» **TASK DETAILS**
Gather every line from the entries below that includes "JSON".

[Begin ITEMS]

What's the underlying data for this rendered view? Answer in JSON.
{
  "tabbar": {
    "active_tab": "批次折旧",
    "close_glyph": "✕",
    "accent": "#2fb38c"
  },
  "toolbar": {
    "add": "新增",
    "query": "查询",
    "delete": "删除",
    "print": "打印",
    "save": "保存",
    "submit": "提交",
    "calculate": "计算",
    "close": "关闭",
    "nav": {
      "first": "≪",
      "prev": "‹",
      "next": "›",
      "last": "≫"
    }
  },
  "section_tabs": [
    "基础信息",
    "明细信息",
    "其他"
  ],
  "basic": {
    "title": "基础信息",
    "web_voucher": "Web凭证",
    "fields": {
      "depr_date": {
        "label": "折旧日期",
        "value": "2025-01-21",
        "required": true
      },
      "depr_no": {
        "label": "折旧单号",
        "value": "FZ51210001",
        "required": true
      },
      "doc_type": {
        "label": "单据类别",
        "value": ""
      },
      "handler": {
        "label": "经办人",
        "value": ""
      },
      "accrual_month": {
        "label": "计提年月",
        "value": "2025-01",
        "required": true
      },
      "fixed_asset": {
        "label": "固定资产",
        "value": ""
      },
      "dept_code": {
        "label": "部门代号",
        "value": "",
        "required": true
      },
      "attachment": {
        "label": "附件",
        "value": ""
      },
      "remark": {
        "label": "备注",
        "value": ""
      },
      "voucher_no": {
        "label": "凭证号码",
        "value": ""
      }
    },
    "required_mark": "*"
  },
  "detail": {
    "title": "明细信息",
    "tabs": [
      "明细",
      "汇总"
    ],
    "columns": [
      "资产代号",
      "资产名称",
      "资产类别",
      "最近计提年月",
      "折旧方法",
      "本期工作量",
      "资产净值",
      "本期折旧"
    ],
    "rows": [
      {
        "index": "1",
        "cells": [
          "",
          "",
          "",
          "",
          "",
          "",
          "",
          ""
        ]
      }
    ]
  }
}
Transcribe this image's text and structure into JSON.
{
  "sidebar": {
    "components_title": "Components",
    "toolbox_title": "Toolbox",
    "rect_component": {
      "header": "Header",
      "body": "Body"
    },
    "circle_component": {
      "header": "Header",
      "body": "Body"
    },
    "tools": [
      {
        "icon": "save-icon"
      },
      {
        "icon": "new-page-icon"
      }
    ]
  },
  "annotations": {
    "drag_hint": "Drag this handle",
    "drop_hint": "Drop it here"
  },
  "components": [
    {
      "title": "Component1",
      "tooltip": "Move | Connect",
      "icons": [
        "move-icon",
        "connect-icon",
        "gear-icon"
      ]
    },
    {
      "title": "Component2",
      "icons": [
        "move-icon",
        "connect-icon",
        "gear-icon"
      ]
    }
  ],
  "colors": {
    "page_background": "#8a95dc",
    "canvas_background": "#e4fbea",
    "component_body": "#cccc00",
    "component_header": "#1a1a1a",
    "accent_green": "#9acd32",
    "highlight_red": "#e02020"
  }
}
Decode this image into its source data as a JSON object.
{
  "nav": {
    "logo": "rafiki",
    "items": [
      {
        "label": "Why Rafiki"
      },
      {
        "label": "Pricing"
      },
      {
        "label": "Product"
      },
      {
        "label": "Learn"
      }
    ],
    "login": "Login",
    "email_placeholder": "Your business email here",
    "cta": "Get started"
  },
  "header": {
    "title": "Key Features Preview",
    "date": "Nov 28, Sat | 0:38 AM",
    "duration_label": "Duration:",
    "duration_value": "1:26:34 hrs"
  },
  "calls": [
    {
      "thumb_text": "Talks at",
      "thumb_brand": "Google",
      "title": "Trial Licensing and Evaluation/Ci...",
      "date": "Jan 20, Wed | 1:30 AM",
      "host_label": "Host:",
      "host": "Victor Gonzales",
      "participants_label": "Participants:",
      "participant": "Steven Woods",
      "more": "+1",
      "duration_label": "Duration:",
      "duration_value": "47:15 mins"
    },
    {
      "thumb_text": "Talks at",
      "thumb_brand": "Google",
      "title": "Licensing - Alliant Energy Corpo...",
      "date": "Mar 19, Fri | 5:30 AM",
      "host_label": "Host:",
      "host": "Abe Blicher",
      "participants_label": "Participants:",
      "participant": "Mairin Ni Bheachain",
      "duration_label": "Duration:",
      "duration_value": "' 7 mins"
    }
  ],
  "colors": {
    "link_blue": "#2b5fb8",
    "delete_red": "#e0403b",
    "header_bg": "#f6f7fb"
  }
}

[End ITEMS]

» **RESPONSE**
What's the underlying data for this rendered view? Answer in JSON.
Transcribe this image's text and structure into JSON.
Decode this image into its source data as a JSON object.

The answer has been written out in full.